Report, as a bare number, how many lines hold "closed".

══ Extracted records ══

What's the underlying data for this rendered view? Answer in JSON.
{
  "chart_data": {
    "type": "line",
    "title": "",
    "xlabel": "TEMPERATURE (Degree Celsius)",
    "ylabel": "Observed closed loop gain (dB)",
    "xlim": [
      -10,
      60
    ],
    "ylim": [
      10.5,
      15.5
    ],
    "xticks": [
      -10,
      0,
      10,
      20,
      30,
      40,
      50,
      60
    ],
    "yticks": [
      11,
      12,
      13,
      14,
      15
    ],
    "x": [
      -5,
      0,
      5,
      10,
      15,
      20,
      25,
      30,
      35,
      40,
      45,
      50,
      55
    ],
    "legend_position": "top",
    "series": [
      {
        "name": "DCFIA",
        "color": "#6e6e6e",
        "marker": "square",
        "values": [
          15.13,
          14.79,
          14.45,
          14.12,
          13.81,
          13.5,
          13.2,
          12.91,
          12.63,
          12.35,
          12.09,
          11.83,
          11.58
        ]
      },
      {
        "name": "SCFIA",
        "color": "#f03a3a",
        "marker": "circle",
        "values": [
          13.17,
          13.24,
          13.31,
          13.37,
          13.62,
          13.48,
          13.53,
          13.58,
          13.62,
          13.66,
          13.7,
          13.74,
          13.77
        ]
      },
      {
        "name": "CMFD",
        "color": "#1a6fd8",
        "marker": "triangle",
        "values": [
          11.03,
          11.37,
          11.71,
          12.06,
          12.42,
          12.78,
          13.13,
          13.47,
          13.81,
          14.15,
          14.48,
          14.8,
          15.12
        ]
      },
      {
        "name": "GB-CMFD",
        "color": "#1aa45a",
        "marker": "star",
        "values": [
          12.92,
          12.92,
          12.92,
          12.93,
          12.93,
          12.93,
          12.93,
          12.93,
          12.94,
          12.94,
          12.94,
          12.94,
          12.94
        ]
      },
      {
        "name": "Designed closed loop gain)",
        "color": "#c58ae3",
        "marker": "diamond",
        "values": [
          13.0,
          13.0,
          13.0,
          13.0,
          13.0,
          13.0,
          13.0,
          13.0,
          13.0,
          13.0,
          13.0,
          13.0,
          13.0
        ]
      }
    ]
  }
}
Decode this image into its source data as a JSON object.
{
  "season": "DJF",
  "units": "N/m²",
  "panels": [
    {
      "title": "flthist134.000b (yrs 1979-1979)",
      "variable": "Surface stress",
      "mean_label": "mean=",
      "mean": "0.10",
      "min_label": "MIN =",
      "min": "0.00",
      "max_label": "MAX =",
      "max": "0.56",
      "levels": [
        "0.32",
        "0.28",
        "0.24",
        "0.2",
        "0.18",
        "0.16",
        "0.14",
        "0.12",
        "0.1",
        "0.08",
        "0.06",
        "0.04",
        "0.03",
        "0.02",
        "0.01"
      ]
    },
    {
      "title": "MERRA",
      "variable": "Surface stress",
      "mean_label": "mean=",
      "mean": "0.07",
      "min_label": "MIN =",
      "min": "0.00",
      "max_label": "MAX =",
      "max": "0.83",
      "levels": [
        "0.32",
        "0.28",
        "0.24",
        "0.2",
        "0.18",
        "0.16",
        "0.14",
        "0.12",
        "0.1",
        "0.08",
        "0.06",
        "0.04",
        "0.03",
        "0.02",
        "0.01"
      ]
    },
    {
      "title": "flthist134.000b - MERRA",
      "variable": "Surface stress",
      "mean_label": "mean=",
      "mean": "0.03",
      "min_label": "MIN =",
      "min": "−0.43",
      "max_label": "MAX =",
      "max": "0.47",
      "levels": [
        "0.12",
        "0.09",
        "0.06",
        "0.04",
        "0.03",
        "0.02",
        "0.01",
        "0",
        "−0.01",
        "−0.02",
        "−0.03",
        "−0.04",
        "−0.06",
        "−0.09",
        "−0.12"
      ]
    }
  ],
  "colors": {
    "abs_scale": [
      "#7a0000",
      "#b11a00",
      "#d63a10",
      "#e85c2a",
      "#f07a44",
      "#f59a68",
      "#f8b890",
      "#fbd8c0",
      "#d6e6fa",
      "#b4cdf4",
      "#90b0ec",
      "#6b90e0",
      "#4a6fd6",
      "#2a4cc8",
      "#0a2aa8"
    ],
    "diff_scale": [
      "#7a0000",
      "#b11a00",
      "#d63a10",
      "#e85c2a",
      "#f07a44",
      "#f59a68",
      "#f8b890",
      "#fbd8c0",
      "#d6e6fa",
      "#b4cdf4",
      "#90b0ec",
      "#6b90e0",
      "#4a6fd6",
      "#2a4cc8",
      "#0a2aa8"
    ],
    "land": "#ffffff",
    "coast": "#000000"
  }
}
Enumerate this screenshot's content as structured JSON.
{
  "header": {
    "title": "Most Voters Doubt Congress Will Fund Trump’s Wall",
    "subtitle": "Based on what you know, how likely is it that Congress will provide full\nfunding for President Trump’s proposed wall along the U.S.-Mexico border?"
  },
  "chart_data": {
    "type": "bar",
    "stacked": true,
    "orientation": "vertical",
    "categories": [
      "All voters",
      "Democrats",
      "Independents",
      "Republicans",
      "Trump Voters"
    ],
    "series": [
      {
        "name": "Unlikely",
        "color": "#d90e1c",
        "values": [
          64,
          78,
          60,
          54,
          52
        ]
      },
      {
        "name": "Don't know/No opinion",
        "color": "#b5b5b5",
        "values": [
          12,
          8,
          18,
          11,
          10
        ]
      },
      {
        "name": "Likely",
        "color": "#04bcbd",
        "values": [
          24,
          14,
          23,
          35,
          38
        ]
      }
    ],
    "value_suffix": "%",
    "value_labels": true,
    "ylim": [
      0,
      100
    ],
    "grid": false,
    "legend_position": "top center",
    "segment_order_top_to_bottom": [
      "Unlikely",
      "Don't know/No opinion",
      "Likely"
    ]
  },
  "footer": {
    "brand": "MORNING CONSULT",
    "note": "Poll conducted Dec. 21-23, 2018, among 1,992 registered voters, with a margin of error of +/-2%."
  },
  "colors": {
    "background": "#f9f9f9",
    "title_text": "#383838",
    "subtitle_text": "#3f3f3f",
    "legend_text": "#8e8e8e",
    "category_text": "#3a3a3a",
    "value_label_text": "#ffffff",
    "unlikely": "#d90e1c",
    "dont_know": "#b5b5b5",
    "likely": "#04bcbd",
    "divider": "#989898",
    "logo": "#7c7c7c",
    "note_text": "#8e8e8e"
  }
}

═══

> **Response for this exercise**
2